• _WHAT IS BEING ASKED_
Write the next part of the biographical excerpt on Susan Wittig Albert, beginning immediately after its final sentence.

• _EXCERPT PROVIDED_
* Begin *

Important personalitiesBack

Susan Wittig Albert2.1.1940

Wikipedia (09 Mar 2013, 14:01)
Susan Wittig Albert (born January 2, 1940), also known by the pen names Robin Paige and Carolyn Keene, is an American mystery writer from Vermilion County, Illinois, United States. She currently resides in Bertram, Texas, near Austin, with her husband, Bill Albert.

Career

She is the author of the China Bayles herbal mysteries, a popular and acclaimed series centering around the title character's deductive reasoning and knowledge as an herbalist and ex-lawyer, who solves murders with her best friend, Ruby Wilcox, owner of a New Age shop. "China Bayles ... is a former corporate lawyer who grew tired of the rat race and left it behind in Houston. She has moved to the Texas hill country ... Despite the slower pace of life in Pecan Springs, Texas, China still manages to run across her share of murders."

Albert grew up in downstate Illinois, attending Danville High School before moving to the nearby community of Bismarck, where she graduated. She earned a degree from the University of Illinois and a Ph.D. in English from the University of California, Berkeley. She became a college professor of English at the University of Texas, Austin, university administrator at Sophie Newcomb College in New Orleans and vice president for academic affairs at Southwest Texas State University.[1] She writes a column for Country Living Gardener magazine.

* End *

Dataset records
* Begin *

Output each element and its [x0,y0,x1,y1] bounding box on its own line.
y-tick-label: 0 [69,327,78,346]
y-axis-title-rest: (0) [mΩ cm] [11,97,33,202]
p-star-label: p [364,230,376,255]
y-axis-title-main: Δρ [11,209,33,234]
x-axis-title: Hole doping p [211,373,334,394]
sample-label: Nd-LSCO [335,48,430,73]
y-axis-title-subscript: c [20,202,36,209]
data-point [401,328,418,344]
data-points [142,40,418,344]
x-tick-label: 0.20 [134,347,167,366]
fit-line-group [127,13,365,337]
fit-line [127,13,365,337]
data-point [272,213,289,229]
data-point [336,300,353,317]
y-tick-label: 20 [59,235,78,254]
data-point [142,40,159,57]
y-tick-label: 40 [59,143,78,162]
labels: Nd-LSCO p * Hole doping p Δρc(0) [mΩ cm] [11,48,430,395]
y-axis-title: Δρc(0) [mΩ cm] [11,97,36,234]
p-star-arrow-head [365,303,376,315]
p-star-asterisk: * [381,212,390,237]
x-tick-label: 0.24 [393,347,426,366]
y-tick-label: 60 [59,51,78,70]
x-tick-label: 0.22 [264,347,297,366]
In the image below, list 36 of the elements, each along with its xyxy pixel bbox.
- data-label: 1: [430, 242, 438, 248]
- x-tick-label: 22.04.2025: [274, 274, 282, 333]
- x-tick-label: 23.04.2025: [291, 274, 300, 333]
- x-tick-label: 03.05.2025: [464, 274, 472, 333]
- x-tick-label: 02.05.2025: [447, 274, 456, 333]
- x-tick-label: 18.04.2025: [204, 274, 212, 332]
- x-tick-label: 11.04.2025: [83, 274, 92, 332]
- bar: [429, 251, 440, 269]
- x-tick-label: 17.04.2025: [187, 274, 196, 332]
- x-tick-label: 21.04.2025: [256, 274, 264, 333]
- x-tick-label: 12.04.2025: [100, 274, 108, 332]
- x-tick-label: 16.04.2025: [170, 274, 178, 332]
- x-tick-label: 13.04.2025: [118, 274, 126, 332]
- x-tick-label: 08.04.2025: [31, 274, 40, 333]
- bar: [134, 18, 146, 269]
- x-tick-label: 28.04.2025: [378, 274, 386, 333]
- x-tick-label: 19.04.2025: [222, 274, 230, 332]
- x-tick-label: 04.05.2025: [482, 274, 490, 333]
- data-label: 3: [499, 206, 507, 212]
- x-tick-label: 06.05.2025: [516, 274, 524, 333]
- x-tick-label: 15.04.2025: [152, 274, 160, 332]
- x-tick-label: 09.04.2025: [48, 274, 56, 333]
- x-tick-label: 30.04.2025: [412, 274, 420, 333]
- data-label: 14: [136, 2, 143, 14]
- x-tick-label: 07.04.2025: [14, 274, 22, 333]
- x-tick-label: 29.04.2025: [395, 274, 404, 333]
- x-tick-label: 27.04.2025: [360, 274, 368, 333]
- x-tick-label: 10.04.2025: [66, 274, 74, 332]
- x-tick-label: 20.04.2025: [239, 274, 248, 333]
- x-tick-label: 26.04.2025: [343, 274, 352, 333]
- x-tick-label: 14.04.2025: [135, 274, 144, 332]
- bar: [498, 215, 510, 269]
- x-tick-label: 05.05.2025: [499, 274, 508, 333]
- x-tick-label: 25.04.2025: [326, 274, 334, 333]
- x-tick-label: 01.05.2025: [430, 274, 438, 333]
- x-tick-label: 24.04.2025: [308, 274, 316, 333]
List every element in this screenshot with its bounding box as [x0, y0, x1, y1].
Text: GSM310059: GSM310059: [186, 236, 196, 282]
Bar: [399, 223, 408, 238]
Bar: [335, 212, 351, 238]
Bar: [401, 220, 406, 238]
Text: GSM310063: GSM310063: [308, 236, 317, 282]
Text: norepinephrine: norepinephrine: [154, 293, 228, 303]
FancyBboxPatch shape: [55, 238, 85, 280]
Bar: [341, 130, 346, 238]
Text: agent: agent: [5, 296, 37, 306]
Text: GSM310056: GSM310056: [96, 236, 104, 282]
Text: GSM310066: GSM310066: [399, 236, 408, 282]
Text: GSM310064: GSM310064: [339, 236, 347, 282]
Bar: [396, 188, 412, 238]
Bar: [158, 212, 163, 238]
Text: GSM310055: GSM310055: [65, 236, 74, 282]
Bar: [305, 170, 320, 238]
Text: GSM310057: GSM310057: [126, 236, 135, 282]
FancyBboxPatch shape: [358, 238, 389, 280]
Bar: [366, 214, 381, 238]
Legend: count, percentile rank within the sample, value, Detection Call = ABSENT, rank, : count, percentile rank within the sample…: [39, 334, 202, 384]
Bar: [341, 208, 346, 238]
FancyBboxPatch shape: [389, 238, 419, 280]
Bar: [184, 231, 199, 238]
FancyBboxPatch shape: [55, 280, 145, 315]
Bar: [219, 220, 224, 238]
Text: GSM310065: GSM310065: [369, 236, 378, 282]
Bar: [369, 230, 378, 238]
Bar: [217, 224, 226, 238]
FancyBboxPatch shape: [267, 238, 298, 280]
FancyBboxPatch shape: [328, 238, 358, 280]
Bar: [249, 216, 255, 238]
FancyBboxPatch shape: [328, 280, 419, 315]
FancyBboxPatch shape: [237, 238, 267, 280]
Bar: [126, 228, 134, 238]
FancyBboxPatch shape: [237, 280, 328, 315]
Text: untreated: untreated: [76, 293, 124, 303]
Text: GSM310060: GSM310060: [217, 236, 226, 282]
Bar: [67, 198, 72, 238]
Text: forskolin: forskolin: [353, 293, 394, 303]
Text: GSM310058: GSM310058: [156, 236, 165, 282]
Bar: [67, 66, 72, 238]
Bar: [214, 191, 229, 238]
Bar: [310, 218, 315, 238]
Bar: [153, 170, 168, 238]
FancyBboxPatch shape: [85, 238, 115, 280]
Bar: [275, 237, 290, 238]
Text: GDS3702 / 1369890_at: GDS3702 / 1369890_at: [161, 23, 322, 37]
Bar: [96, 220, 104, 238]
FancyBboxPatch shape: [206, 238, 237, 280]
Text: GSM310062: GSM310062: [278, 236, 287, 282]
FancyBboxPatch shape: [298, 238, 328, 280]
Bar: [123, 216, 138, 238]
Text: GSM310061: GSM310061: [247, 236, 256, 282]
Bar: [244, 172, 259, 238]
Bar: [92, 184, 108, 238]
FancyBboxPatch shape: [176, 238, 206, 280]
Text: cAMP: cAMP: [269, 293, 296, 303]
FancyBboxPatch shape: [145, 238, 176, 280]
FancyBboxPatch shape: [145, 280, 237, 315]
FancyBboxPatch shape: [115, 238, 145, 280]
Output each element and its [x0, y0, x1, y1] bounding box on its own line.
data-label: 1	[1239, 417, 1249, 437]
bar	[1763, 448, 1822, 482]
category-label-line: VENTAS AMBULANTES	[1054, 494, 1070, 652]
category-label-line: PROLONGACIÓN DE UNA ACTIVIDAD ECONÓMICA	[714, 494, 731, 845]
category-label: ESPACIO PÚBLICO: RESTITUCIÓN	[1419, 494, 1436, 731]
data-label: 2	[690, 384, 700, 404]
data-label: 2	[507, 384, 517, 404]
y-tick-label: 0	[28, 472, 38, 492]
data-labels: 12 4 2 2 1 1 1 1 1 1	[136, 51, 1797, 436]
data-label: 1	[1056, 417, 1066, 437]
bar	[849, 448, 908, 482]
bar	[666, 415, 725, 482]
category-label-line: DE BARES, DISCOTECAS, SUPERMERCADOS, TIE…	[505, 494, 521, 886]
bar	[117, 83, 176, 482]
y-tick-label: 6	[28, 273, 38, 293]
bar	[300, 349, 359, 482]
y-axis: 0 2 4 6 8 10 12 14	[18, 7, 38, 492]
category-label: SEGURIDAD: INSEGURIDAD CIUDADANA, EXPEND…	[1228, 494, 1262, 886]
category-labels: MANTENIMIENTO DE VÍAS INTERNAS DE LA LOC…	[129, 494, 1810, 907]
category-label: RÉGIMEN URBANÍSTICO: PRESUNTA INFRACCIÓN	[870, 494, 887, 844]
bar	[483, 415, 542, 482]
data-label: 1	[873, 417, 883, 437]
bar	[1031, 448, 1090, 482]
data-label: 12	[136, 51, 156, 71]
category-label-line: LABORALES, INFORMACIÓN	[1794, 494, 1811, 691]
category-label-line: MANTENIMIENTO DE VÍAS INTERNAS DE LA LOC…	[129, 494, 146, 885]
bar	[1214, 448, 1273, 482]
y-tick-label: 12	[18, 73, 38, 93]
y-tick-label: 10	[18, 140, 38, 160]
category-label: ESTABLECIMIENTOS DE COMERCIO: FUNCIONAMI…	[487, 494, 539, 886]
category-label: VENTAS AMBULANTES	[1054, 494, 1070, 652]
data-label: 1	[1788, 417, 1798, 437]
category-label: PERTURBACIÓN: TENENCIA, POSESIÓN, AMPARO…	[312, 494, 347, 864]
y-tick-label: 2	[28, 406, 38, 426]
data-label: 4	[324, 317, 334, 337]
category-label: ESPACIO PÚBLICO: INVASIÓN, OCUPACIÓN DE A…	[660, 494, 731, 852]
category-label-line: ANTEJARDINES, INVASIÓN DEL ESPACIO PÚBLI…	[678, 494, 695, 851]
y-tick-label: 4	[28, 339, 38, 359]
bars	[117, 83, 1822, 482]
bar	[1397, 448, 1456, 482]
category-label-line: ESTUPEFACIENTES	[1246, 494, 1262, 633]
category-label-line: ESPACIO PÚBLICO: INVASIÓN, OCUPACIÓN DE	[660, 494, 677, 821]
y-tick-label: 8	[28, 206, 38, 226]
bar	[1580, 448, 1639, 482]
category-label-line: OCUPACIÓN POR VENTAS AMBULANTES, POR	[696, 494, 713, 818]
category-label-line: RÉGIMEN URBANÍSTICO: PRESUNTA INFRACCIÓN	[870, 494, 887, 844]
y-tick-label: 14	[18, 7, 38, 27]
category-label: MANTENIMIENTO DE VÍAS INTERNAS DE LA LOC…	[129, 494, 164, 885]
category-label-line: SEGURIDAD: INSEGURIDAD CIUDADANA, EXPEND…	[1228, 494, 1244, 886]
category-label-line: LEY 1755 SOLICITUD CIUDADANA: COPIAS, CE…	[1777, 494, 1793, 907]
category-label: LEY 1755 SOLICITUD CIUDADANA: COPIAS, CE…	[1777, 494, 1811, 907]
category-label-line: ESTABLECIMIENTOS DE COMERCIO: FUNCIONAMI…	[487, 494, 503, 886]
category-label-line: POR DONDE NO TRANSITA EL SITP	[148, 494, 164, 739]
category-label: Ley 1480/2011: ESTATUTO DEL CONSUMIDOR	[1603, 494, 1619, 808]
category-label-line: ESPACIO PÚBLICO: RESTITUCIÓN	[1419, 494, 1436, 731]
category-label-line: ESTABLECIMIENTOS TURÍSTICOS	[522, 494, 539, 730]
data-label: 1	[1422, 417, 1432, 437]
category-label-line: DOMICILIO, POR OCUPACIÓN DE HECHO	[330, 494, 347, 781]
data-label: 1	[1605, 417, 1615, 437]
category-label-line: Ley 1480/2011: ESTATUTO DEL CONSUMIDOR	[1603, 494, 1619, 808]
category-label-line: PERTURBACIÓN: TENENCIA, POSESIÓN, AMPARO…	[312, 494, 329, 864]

* End *

• _FINAL ANSWER_
Her writing career has included the Nancy Drew mysteries under the penname Carolyn Keene in the 1980s.

By the 1990s, Albert was ready to embark upon an independent career and wrote Thyme of Death, her first China Bayles novel. The book was warmly received, and was nominated for two national mystery awards, the 1992 Agatha and the 1993 Anthony in the "Best First Novel" category.[3][4]

All seventeen of the China Bayles novels include the names of herbs, and the subsequent mysteries invariably include detailed, meticulously reported herbal themes that invoke the title. She is a popular guest speaker at both herbal clubs and women's groups around the country. Albert has described her books as "cozy mysteries," because they do not describe much violence or gratuitous behavior.

She and her husband, Bill, have also co-written The Robin Paige Victorian Mysteries, a series of a dozen mysteries set in the Late Victorian era. Albert is also the author of The Cottage Tales of Beatrix Potter, a series of mysteries featuring author Beatrix Potter.

She was a keynote speaker at the Great Manhattan Mystery Conclave in 2005.